┏━━

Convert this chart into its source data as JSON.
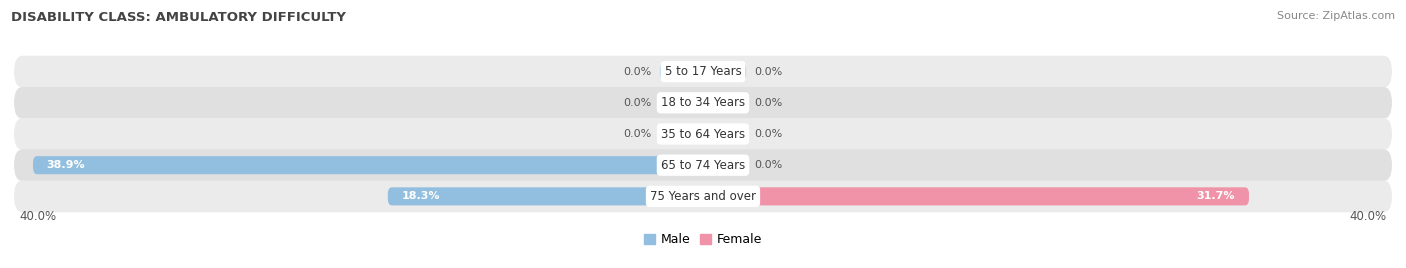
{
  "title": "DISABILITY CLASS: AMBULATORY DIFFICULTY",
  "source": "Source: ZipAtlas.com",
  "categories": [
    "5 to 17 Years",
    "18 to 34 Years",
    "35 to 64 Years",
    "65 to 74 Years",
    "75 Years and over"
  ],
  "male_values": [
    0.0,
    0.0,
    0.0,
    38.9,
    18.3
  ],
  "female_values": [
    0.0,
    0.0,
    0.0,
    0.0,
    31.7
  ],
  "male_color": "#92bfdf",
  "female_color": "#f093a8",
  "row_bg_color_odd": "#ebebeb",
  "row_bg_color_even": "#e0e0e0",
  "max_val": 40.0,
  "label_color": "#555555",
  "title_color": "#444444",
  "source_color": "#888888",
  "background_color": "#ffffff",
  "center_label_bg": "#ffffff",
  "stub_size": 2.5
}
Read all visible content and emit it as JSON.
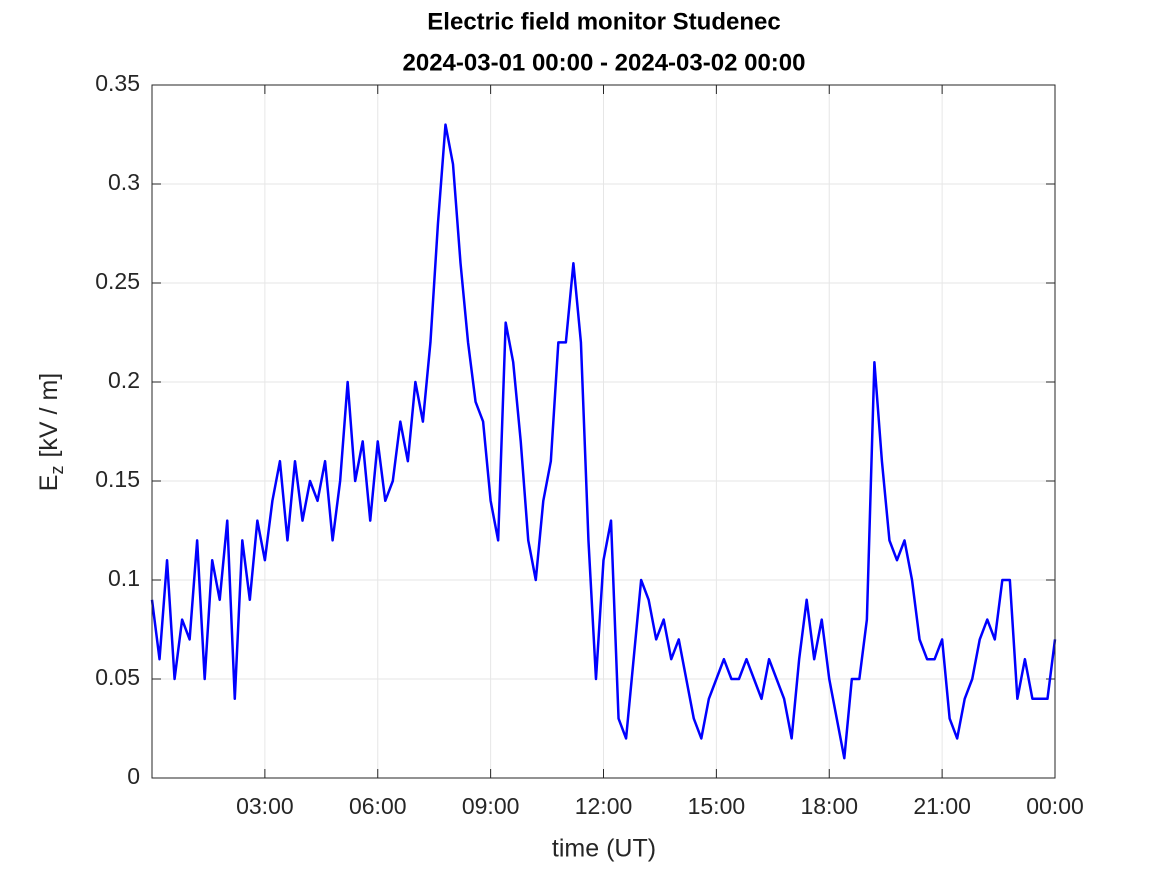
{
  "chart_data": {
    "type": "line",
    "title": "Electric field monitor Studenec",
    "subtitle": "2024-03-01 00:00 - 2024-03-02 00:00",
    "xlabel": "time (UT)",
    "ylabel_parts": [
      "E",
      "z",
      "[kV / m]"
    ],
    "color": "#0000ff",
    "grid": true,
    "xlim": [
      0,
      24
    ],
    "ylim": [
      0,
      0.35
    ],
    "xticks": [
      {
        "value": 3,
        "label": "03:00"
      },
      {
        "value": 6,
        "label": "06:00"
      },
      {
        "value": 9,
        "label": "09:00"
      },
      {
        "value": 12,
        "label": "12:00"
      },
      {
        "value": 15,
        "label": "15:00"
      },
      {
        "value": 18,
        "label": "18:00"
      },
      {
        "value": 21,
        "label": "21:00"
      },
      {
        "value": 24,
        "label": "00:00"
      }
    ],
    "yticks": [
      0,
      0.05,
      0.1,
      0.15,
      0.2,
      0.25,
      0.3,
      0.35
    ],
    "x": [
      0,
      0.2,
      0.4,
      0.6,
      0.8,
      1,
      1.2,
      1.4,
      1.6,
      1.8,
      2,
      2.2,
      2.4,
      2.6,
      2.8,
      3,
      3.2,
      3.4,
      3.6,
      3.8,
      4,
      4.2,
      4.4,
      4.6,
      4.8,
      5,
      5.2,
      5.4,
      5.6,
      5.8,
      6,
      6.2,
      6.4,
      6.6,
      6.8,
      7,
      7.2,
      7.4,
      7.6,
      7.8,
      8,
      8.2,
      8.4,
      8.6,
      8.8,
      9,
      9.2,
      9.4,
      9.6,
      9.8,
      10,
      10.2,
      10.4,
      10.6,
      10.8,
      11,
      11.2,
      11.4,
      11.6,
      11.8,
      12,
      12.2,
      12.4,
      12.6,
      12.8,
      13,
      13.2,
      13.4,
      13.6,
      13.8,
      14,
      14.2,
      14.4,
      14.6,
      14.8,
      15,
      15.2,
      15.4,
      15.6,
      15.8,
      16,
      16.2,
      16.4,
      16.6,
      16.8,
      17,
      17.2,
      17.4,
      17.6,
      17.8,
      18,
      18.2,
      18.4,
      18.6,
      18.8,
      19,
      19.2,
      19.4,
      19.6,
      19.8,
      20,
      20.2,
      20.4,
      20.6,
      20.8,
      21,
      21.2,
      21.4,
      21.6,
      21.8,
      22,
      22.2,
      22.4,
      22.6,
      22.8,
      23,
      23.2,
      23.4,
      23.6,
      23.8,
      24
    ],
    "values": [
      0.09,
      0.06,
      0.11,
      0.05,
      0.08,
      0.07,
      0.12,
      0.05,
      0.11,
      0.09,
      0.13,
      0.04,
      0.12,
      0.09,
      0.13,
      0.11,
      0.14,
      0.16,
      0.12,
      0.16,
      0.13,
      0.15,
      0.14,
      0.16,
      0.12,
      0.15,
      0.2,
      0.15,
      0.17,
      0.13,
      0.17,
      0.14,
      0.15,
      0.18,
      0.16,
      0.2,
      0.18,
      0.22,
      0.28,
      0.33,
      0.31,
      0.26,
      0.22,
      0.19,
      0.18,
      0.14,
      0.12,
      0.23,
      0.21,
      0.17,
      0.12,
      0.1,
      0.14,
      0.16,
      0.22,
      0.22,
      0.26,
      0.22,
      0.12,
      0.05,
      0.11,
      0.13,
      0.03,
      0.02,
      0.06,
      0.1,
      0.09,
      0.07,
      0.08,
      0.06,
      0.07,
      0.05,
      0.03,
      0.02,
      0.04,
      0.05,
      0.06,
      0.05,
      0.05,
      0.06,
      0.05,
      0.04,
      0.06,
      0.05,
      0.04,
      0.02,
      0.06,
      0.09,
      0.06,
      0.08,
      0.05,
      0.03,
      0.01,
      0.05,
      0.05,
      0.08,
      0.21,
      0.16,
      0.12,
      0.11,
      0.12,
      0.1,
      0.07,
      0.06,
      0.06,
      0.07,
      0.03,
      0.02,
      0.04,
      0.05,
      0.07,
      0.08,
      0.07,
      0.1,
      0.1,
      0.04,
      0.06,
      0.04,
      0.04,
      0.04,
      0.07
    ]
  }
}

┗━━
┏━━

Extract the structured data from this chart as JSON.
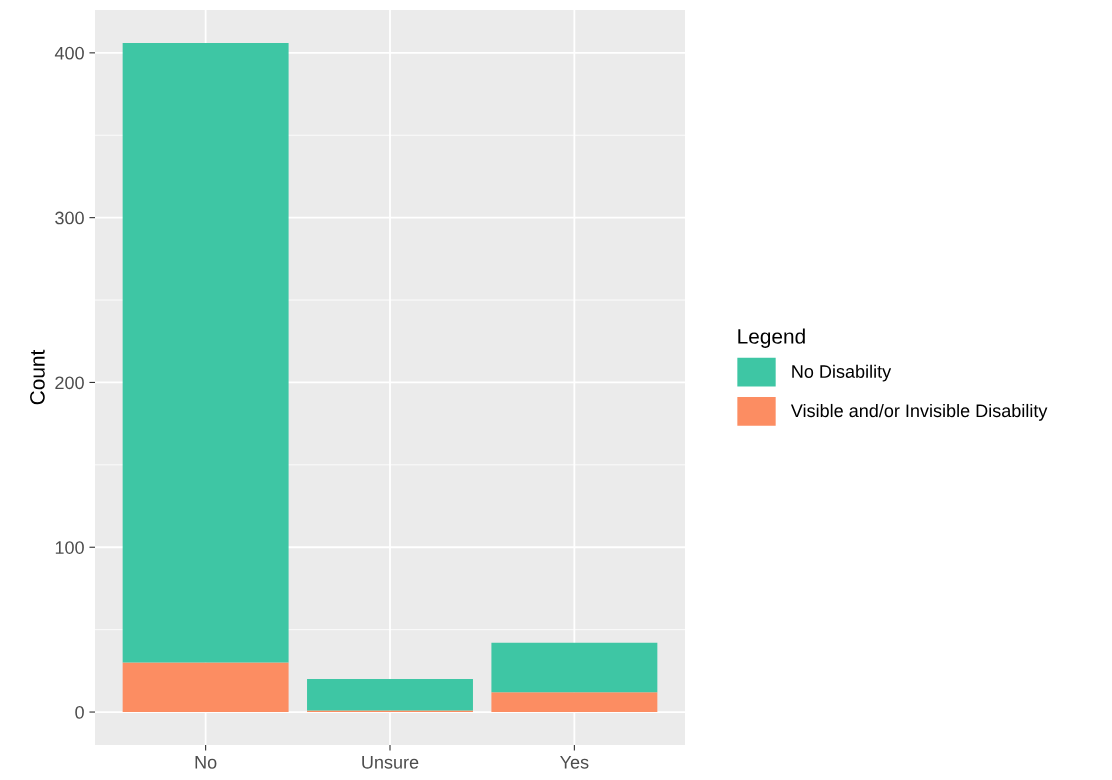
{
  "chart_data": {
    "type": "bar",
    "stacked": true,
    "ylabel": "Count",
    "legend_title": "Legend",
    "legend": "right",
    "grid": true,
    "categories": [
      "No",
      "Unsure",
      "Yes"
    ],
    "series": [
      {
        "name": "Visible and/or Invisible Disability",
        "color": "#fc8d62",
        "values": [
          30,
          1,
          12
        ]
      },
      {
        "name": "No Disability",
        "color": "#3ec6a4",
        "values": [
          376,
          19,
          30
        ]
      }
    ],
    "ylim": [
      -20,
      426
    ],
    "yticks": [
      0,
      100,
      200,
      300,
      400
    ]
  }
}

┗━━

● **Work to do**:
Scan the data for the word "JSON" and copy every line where it shows up.

● **Response**:
Convert this chart into its source data as JSON.
Read all visible content and emit it as JSON.
Extract the structured data from this chart as JSON.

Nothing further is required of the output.